## START

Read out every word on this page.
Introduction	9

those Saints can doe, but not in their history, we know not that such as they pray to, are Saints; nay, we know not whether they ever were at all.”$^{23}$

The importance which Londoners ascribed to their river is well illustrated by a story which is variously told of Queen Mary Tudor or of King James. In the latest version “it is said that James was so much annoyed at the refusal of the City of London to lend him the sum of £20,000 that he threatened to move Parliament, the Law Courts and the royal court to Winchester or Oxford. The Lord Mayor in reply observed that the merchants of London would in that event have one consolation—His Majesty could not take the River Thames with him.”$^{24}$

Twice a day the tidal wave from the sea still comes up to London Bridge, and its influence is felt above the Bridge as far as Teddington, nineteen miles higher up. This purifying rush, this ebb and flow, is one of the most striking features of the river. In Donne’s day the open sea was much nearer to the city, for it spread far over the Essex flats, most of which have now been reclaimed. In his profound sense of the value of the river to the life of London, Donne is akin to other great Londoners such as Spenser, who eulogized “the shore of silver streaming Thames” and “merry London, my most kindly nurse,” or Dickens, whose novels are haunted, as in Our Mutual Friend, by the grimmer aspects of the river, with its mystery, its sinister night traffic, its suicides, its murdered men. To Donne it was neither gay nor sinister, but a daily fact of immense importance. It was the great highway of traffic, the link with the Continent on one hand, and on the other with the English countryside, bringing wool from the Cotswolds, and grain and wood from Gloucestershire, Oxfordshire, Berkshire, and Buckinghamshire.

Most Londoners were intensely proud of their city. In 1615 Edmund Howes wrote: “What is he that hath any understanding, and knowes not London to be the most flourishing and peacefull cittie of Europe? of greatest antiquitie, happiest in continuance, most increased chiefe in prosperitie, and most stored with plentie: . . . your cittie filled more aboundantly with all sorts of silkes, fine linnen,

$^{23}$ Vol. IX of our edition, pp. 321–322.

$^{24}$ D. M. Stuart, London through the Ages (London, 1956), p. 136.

## END

__TO DO__: Return the entries in full, keeping every line exactly as it is.

__RESPONSE TO THIS TASK__:
Read out every word on this page.
Introduction	9

those Saints can doe, but not in their history, we know not that such as they pray to, are Saints; nay, we know not whether they ever were at all.”$^{23}$

The importance which Londoners ascribed to their river is well illustrated by a story which is variously told of Queen Mary Tudor or of King James. In the latest version “it is said that James was so much annoyed at the refusal of the City of London to lend him the sum of £20,000 that he threatened to move Parliament, the Law Courts and the royal court to Winchester or Oxford. The Lord Mayor in reply observed that the merchants of London would in that event have one consolation—His Majesty could not take the River Thames with him.”$^{24}$

Twice a day the tidal wave from the sea still comes up to London Bridge, and its influence is felt above the Bridge as far as Teddington, nineteen miles higher up. This purifying rush, this ebb and flow, is one of the most striking features of the river. In Donne’s day the open sea was much nearer to the city, for it spread far over the Essex flats, most of which have now been reclaimed. In his profound sense of the value of the river to the life of London, Donne is akin to other great Londoners such as Spenser, who eulogized “the shore of silver streaming Thames” and “merry London, my most kindly nurse,” or Dickens, whose novels are haunted, as in Our Mutual Friend, by the grimmer aspects of the river, with its mystery, its sinister night traffic, its suicides, its murdered men. To Donne it was neither gay nor sinister, but a daily fact of immense importance. It was the great highway of traffic, the link with the Continent on one hand, and on the other with the English countryside, bringing wool from the Cotswolds, and grain and wood from Gloucestershire, Oxfordshire, Berkshire, and Buckinghamshire.

Most Londoners were intensely proud of their city. In 1615 Edmund Howes wrote: “What is he that hath any understanding, and knowes not London to be the most flourishing and peacefull cittie of Europe? of greatest antiquitie, happiest in continuance, most increased chiefe in prosperitie, and most stored with plentie: . . . your cittie filled more aboundantly with all sorts of silkes, fine linnen,

$^{23}$ Vol. IX of our edition, pp. 321–322.

$^{24}$ D. M. Stuart, London through the Ages (London, 1956), p. 136.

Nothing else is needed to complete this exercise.